start

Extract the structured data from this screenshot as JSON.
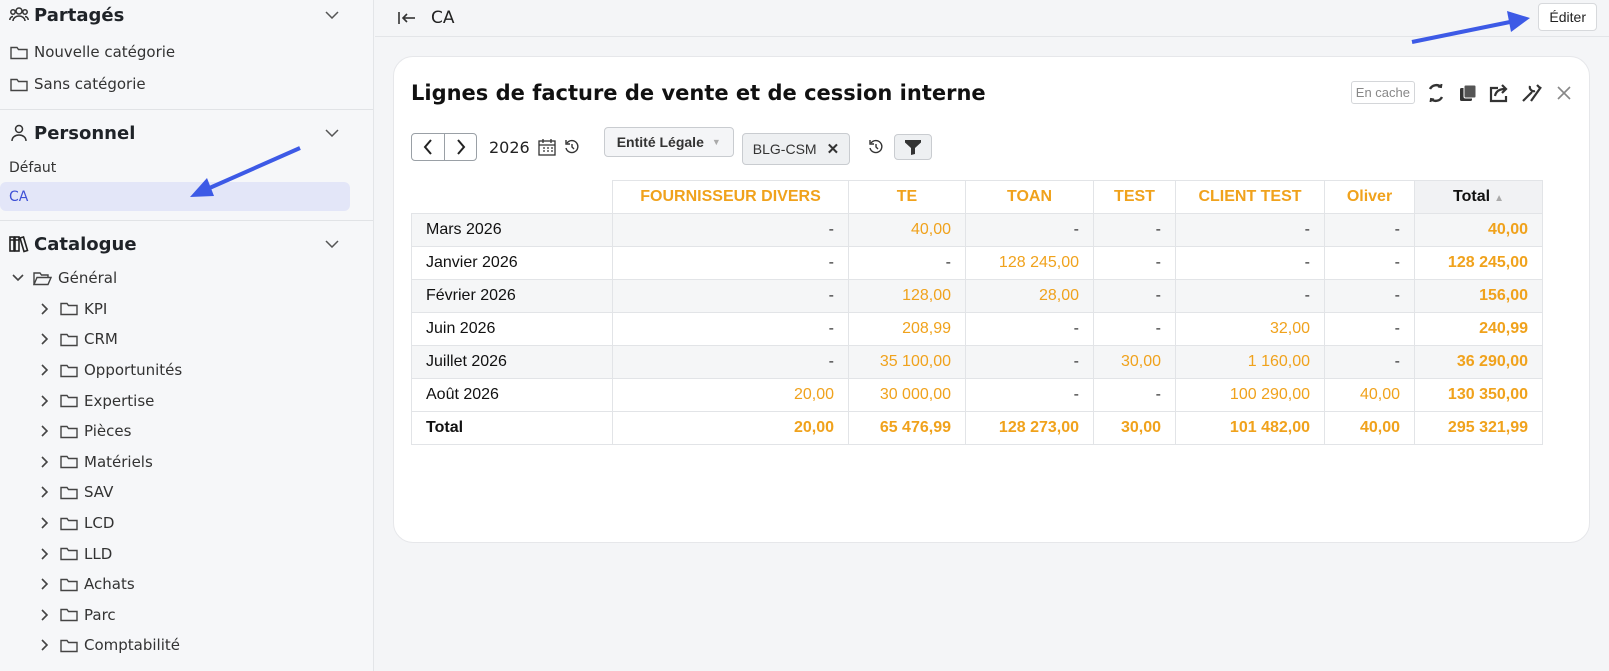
{
  "sidebar": {
    "shared": {
      "title": "Partagés",
      "items": [
        "Nouvelle catégorie",
        "Sans catégorie"
      ]
    },
    "personal": {
      "title": "Personnel",
      "items": [
        "Défaut",
        "CA"
      ]
    },
    "catalogue": {
      "title": "Catalogue",
      "root": "Général",
      "folders": [
        "KPI",
        "CRM",
        "Opportunités",
        "Expertise",
        "Pièces",
        "Matériels",
        "SAV",
        "LCD",
        "LLD",
        "Achats",
        "Parc",
        "Comptabilité"
      ]
    }
  },
  "topbar": {
    "breadcrumb": "CA",
    "edit_label": "Éditer"
  },
  "card": {
    "title": "Lignes de facture de vente et de cession interne",
    "cache_label": "En cache",
    "filters": {
      "year": "2026",
      "entity_label": "Entité Légale",
      "tag": "BLG-CSM"
    }
  },
  "table": {
    "columns": [
      "FOURNISSEUR DIVERS",
      "TE",
      "TOAN",
      "TEST",
      "CLIENT TEST",
      "Oliver",
      "Total"
    ],
    "rows": [
      {
        "label": "Mars 2026",
        "cells": [
          "-",
          "40,00",
          "-",
          "-",
          "-",
          "-",
          "40,00"
        ]
      },
      {
        "label": "Janvier 2026",
        "cells": [
          "-",
          "-",
          "128 245,00",
          "-",
          "-",
          "-",
          "128 245,00"
        ]
      },
      {
        "label": "Février 2026",
        "cells": [
          "-",
          "128,00",
          "28,00",
          "-",
          "-",
          "-",
          "156,00"
        ]
      },
      {
        "label": "Juin 2026",
        "cells": [
          "-",
          "208,99",
          "-",
          "-",
          "32,00",
          "-",
          "240,99"
        ]
      },
      {
        "label": "Juillet 2026",
        "cells": [
          "-",
          "35 100,00",
          "-",
          "30,00",
          "1 160,00",
          "-",
          "36 290,00"
        ]
      },
      {
        "label": "Août 2026",
        "cells": [
          "20,00",
          "30 000,00",
          "-",
          "-",
          "100 290,00",
          "40,00",
          "130 350,00"
        ]
      }
    ],
    "total_row": {
      "label": "Total",
      "cells": [
        "20,00",
        "65 476,99",
        "128 273,00",
        "30,00",
        "101 482,00",
        "40,00",
        "295 321,99"
      ]
    }
  },
  "colors": {
    "accent_orange": "#f0a21c",
    "active_blue": "#3f51d6",
    "arrow_blue": "#3d5ae6"
  }
}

end

Print every record above exactly as written, leaving out the pictures.

Solution to the problem ::
Extract the structured data from this screenshot as JSON.
{
  "sidebar": {
    "shared": {
      "title": "Partagés",
      "items": [
        "Nouvelle catégorie",
        "Sans catégorie"
      ]
    },
    "personal": {
      "title": "Personnel",
      "items": [
        "Défaut",
        "CA"
      ]
    },
    "catalogue": {
      "title": "Catalogue",
      "root": "Général",
      "folders": [
        "KPI",
        "CRM",
        "Opportunités",
        "Expertise",
        "Pièces",
        "Matériels",
        "SAV",
        "LCD",
        "LLD",
        "Achats",
        "Parc",
        "Comptabilité"
      ]
    }
  },
  "topbar": {
    "breadcrumb": "CA",
    "edit_label": "Éditer"
  },
  "card": {
    "title": "Lignes de facture de vente et de cession interne",
    "cache_label": "En cache",
    "filters": {
      "year": "2026",
      "entity_label": "Entité Légale",
      "tag": "BLG-CSM"
    }
  },
  "table": {
    "columns": [
      "FOURNISSEUR DIVERS",
      "TE",
      "TOAN",
      "TEST",
      "CLIENT TEST",
      "Oliver",
      "Total"
    ],
    "rows": [
      {
        "label": "Mars 2026",
        "cells": [
          "-",
          "40,00",
          "-",
          "-",
          "-",
          "-",
          "40,00"
        ]
      },
      {
        "label": "Janvier 2026",
        "cells": [
          "-",
          "-",
          "128 245,00",
          "-",
          "-",
          "-",
          "128 245,00"
        ]
      },
      {
        "label": "Février 2026",
        "cells": [
          "-",
          "128,00",
          "28,00",
          "-",
          "-",
          "-",
          "156,00"
        ]
      },
      {
        "label": "Juin 2026",
        "cells": [
          "-",
          "208,99",
          "-",
          "-",
          "32,00",
          "-",
          "240,99"
        ]
      },
      {
        "label": "Juillet 2026",
        "cells": [
          "-",
          "35 100,00",
          "-",
          "30,00",
          "1 160,00",
          "-",
          "36 290,00"
        ]
      },
      {
        "label": "Août 2026",
        "cells": [
          "20,00",
          "30 000,00",
          "-",
          "-",
          "100 290,00",
          "40,00",
          "130 350,00"
        ]
      }
    ],
    "total_row": {
      "label": "Total",
      "cells": [
        "20,00",
        "65 476,99",
        "128 273,00",
        "30,00",
        "101 482,00",
        "40,00",
        "295 321,99"
      ]
    }
  },
  "colors": {
    "accent_orange": "#f0a21c",
    "active_blue": "#3f51d6",
    "arrow_blue": "#3d5ae6"
  }
}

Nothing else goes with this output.